Start of Material to process

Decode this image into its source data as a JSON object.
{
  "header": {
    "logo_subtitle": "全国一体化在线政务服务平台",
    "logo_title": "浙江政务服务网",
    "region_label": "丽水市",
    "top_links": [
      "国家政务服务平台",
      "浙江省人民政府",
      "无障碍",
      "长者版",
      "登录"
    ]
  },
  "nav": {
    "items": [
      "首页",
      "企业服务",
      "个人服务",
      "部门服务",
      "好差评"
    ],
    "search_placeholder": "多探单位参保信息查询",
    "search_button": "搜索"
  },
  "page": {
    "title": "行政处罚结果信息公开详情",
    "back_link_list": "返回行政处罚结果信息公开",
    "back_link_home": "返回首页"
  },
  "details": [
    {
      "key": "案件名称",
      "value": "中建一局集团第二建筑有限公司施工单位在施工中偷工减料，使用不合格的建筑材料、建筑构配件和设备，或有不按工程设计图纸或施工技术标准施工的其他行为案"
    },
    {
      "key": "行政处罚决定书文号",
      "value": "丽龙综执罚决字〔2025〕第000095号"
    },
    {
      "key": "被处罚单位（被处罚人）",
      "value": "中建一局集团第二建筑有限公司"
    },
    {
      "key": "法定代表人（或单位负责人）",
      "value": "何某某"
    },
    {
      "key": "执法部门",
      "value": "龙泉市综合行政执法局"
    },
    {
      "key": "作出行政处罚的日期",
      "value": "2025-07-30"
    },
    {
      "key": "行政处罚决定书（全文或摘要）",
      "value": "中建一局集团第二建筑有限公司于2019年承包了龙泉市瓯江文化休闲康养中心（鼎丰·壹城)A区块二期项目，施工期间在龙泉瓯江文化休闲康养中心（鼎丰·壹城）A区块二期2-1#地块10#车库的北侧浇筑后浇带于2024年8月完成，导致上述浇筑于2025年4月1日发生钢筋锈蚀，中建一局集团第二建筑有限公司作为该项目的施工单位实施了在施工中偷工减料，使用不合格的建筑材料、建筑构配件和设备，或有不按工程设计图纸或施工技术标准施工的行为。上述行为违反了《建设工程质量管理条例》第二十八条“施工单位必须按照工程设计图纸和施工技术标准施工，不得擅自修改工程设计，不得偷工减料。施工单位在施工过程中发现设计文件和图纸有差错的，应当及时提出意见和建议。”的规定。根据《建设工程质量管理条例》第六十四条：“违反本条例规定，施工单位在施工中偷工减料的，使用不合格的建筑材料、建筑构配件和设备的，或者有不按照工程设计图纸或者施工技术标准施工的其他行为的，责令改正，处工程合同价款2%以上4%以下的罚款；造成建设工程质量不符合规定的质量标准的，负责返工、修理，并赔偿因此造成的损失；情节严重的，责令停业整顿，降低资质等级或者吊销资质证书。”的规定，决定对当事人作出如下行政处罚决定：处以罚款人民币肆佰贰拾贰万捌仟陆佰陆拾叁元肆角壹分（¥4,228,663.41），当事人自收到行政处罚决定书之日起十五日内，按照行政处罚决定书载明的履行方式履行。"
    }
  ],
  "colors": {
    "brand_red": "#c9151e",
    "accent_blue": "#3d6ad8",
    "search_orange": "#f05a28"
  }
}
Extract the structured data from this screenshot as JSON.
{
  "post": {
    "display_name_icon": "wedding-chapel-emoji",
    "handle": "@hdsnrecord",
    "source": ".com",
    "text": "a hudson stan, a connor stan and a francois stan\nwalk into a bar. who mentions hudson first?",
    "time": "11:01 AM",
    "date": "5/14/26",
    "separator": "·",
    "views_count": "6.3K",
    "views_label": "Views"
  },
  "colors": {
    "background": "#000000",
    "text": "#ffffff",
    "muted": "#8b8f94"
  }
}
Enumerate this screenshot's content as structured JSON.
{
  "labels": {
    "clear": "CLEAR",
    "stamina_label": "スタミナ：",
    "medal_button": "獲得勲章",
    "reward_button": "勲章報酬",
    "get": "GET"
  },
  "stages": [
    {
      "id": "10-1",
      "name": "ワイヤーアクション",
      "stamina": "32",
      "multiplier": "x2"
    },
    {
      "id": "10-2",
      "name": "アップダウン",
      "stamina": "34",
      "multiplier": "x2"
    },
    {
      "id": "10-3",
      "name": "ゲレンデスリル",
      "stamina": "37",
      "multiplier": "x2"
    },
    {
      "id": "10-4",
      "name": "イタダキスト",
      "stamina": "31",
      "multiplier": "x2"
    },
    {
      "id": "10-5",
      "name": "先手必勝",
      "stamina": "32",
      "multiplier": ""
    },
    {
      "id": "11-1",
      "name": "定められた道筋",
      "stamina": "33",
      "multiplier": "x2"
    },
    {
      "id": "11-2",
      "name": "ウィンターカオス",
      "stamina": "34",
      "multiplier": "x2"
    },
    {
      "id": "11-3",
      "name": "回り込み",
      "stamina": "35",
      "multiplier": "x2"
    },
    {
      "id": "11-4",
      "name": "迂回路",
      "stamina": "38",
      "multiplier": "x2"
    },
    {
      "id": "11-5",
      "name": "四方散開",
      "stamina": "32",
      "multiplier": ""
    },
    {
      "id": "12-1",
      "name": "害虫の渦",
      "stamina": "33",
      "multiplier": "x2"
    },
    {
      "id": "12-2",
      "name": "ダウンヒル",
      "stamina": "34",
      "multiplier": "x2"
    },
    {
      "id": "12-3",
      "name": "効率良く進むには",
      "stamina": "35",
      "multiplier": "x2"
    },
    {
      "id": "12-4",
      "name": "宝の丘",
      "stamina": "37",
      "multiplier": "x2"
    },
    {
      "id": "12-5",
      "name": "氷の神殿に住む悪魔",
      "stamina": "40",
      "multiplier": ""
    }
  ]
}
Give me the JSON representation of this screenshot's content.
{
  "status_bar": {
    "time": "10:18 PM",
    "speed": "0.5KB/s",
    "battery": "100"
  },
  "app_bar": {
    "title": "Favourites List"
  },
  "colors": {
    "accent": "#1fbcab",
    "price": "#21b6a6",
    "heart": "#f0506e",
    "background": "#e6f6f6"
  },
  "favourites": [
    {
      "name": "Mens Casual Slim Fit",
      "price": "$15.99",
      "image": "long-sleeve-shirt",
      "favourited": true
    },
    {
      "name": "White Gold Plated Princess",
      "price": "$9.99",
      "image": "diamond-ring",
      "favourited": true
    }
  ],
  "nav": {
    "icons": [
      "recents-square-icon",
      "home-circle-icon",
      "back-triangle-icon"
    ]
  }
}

End of Material to process

• _Work required_
Extract each record, keeping it identical to the original.

• _Final result_
Decode this image into its source data as a JSON object.
{
  "header": {
    "logo_subtitle": "全国一体化在线政务服务平台",
    "logo_title": "浙江政务服务网",
    "region_label": "丽水市",
    "top_links": [
      "国家政务服务平台",
      "浙江省人民政府",
      "无障碍",
      "长者版",
      "登录"
    ]
  },
  "nav": {
    "items": [
      "首页",
      "企业服务",
      "个人服务",
      "部门服务",
      "好差评"
    ],
    "search_placeholder": "多探单位参保信息查询",
    "search_button": "搜索"
  },
  "page": {
    "title": "行政处罚结果信息公开详情",
    "back_link_list": "返回行政处罚结果信息公开",
    "back_link_home": "返回首页"
  },
  "details": [
    {
      "key": "案件名称",
      "value": "中建一局集团第二建筑有限公司施工单位在施工中偷工减料，使用不合格的建筑材料、建筑构配件和设备，或有不按工程设计图纸或施工技术标准施工的其他行为案"
    },
    {
      "key": "行政处罚决定书文号",
      "value": "丽龙综执罚决字〔2025〕第000095号"
    },
    {
      "key": "被处罚单位（被处罚人）",
      "value": "中建一局集团第二建筑有限公司"
    },
    {
      "key": "法定代表人（或单位负责人）",
      "value": "何某某"
    },
    {
      "key": "执法部门",
      "value": "龙泉市综合行政执法局"
    },
    {
      "key": "作出行政处罚的日期",
      "value": "2025-07-30"
    },
    {
      "key": "行政处罚决定书（全文或摘要）",
      "value": "中建一局集团第二建筑有限公司于2019年承包了龙泉市瓯江文化休闲康养中心（鼎丰·壹城)A区块二期项目，施工期间在龙泉瓯江文化休闲康养中心（鼎丰·壹城）A区块二期2-1#地块10#车库的北侧浇筑后浇带于2024年8月完成，导致上述浇筑于2025年4月1日发生钢筋锈蚀，中建一局集团第二建筑有限公司作为该项目的施工单位实施了在施工中偷工减料，使用不合格的建筑材料、建筑构配件和设备，或有不按工程设计图纸或施工技术标准施工的行为。上述行为违反了《建设工程质量管理条例》第二十八条“施工单位必须按照工程设计图纸和施工技术标准施工，不得擅自修改工程设计，不得偷工减料。施工单位在施工过程中发现设计文件和图纸有差错的，应当及时提出意见和建议。”的规定。根据《建设工程质量管理条例》第六十四条：“违反本条例规定，施工单位在施工中偷工减料的，使用不合格的建筑材料、建筑构配件和设备的，或者有不按照工程设计图纸或者施工技术标准施工的其他行为的，责令改正，处工程合同价款2%以上4%以下的罚款；造成建设工程质量不符合规定的质量标准的，负责返工、修理，并赔偿因此造成的损失；情节严重的，责令停业整顿，降低资质等级或者吊销资质证书。”的规定，决定对当事人作出如下行政处罚决定：处以罚款人民币肆佰贰拾贰万捌仟陆佰陆拾叁元肆角壹分（¥4,228,663.41），当事人自收到行政处罚决定书之日起十五日内，按照行政处罚决定书载明的履行方式履行。"
    }
  ],
  "colors": {
    "brand_red": "#c9151e",
    "accent_blue": "#3d6ad8",
    "search_orange": "#f05a28"
  }
}
Extract the structured data from this screenshot as JSON.
{
  "post": {
    "display_name_icon": "wedding-chapel-emoji",
    "handle": "@hdsnrecord",
    "source": ".com",
    "text": "a hudson stan, a connor stan and a francois stan\nwalk into a bar. who mentions hudson first?",
    "time": "11:01 AM",
    "date": "5/14/26",
    "separator": "·",
    "views_count": "6.3K",
    "views_label": "Views"
  },
  "colors": {
    "background": "#000000",
    "text": "#ffffff",
    "muted": "#8b8f94"
  }
}
Enumerate this screenshot's content as structured JSON.
{
  "labels": {
    "clear": "CLEAR",
    "stamina_label": "スタミナ：",
    "medal_button": "獲得勲章",
    "reward_button": "勲章報酬",
    "get": "GET"
  },
  "stages": [
    {
      "id": "10-1",
      "name": "ワイヤーアクション",
      "stamina": "32",
      "multiplier": "x2"
    },
    {
      "id": "10-2",
      "name": "アップダウン",
      "stamina": "34",
      "multiplier": "x2"
    },
    {
      "id": "10-3",
      "name": "ゲレンデスリル",
      "stamina": "37",
      "multiplier": "x2"
    },
    {
      "id": "10-4",
      "name": "イタダキスト",
      "stamina": "31",
      "multiplier": "x2"
    },
    {
      "id": "10-5",
      "name": "先手必勝",
      "stamina": "32",
      "multiplier": ""
    },
    {
      "id": "11-1",
      "name": "定められた道筋",
      "stamina": "33",
      "multiplier": "x2"
    },
    {
      "id": "11-2",
      "name": "ウィンターカオス",
      "stamina": "34",
      "multiplier": "x2"
    },
    {
      "id": "11-3",
      "name": "回り込み",
      "stamina": "35",
      "multiplier": "x2"
    },
    {
      "id": "11-4",
      "name": "迂回路",
      "stamina": "38",
      "multiplier": "x2"
    },
    {
      "id": "11-5",
      "name": "四方散開",
      "stamina": "32",
      "multiplier": ""
    },
    {
      "id": "12-1",
      "name": "害虫の渦",
      "stamina": "33",
      "multiplier": "x2"
    },
    {
      "id": "12-2",
      "name": "ダウンヒル",
      "stamina": "34",
      "multiplier": "x2"
    },
    {
      "id": "12-3",
      "name": "効率良く進むには",
      "stamina": "35",
      "multiplier": "x2"
    },
    {
      "id": "12-4",
      "name": "宝の丘",
      "stamina": "37",
      "multiplier": "x2"
    },
    {
      "id": "12-5",
      "name": "氷の神殿に住む悪魔",
      "stamina": "40",
      "multiplier": ""
    }
  ]
}
Give me the JSON representation of this screenshot's content.
{
  "status_bar": {
    "time": "10:18 PM",
    "speed": "0.5KB/s",
    "battery": "100"
  },
  "app_bar": {
    "title": "Favourites List"
  },
  "colors": {
    "accent": "#1fbcab",
    "price": "#21b6a6",
    "heart": "#f0506e",
    "background": "#e6f6f6"
  },
  "favourites": [
    {
      "name": "Mens Casual Slim Fit",
      "price": "$15.99",
      "image": "long-sleeve-shirt",
      "favourited": true
    },
    {
      "name": "White Gold Plated Princess",
      "price": "$9.99",
      "image": "diamond-ring",
      "favourited": true
    }
  ],
  "nav": {
    "icons": [
      "recents-square-icon",
      "home-circle-icon",
      "back-triangle-icon"
    ]
  }
}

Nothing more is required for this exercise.